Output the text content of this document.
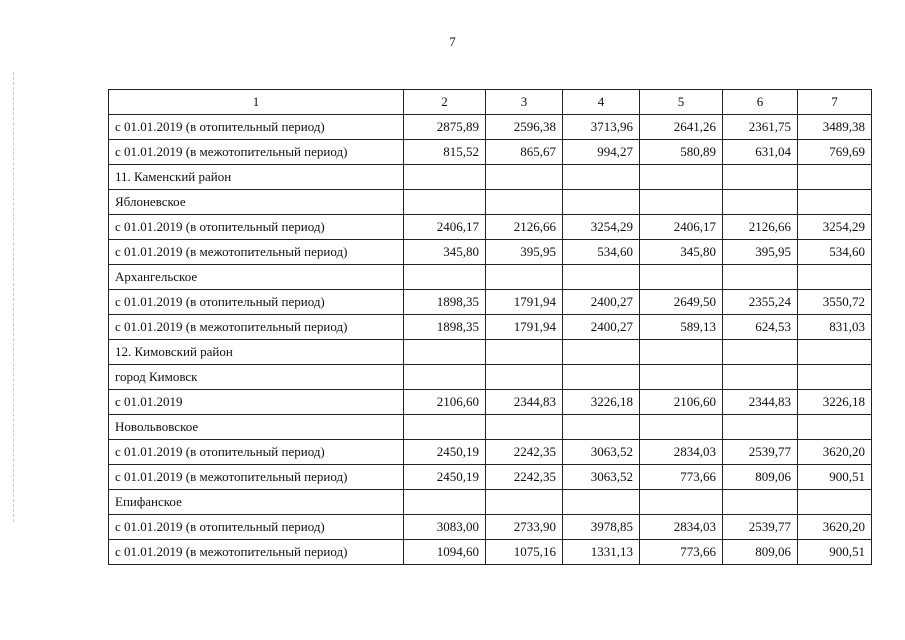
7
1	2	3	4	5	6	7
с 01.01.2019 (в отопительный период)	2875,89	2596,38	3713,96	2641,26	2361,75	3489,38
с 01.01.2019 (в межотопительный период)	815,52	865,67	994,27	580,89	631,04	769,69
11. Каменский район						
Яблоневское						
с 01.01.2019 (в отопительный период)	2406,17	2126,66	3254,29	2406,17	2126,66	3254,29
с 01.01.2019 (в межотопительный период)	345,80	395,95	534,60	345,80	395,95	534,60
Архангельское						
с 01.01.2019 (в отопительный период)	1898,35	1791,94	2400,27	2649,50	2355,24	3550,72
с 01.01.2019 (в межотопительный период)	1898,35	1791,94	2400,27	589,13	624,53	831,03
12. Кимовский район						
город Кимовск						
с 01.01.2019	2106,60	2344,83	3226,18	2106,60	2344,83	3226,18
Новольвовское						
с 01.01.2019 (в отопительный период)	2450,19	2242,35	3063,52	2834,03	2539,77	3620,20
с 01.01.2019 (в межотопительный период)	2450,19	2242,35	3063,52	773,66	809,06	900,51
Епифанское						
с 01.01.2019 (в отопительный период)	3083,00	2733,90	3978,85	2834,03	2539,77	3620,20
с 01.01.2019 (в межотопительный период)	1094,60	1075,16	1331,13	773,66	809,06	900,51
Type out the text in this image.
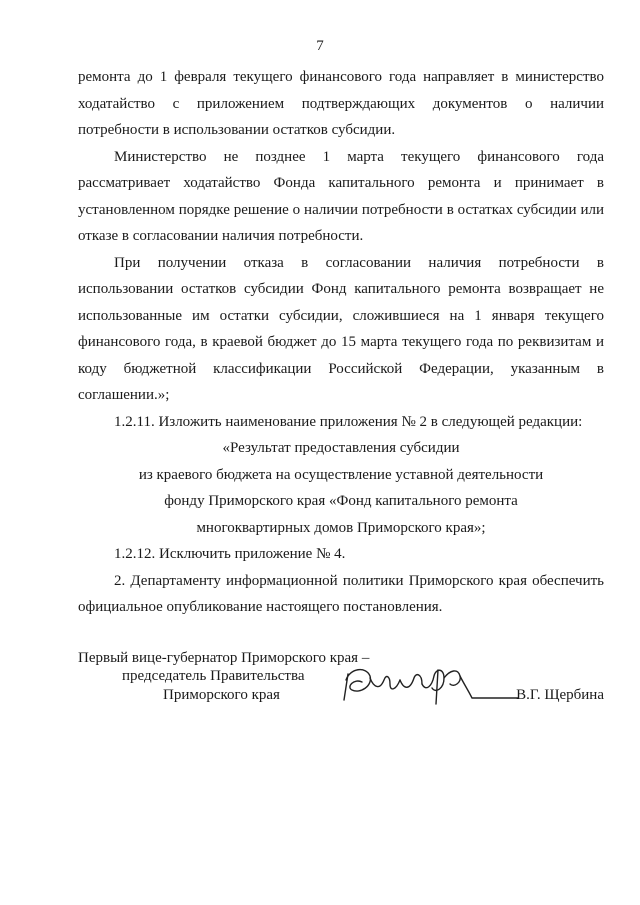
7

ремонта до 1 февраля текущего финансового года направляет в министерство

ходатайство с приложением подтверждающих документов о наличии

потребности в использовании остатков субсидии.

Министерство не позднее 1 марта текущего финансового года рассматривает ходатайство Фонда капитального ремонта и принимает в установленном порядке решение о наличии потребности в остатках субсидии или отказе в согласовании наличия потребности.

При получении отказа в согласовании наличия потребности в использовании остатков субсидии Фонд капитального ремонта возвращает не использованные им остатки субсидии, сложившиеся на 1 января текущего финансового года, в краевой бюджет до 15 марта текущего года по реквизитам и коду бюджетной классификации Российской Федерации, указанным в соглашении.»;

1.2.11. Изложить наименование приложения № 2 в следующей редакции:

«Результат предоставления субсидии

из краевого бюджета на осуществление уставной деятельности

фонду Приморского края «Фонд капитального ремонта

многоквартирных домов Приморского края»;

1.2.12. Исключить приложение № 4.

2. Департаменту информационной политики Приморского края обеспечить официальное опубликование настоящего постановления.

Первый вице-губернатор Приморского края –
председатель Правительства
Приморского края	В.Г. Щербина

### Stated goal
Report each line of the material above where the word "наличии" appears.

### Output for this task
ходатайство с приложением подтверждающих документов о наличии
Министерство не позднее 1 марта текущего финансового года рассматривает ходатайство Фонда капитального ремонта и принимает в установленном порядке решение о наличии потребности в остатках субсидии или отказе в согласовании наличия потребности.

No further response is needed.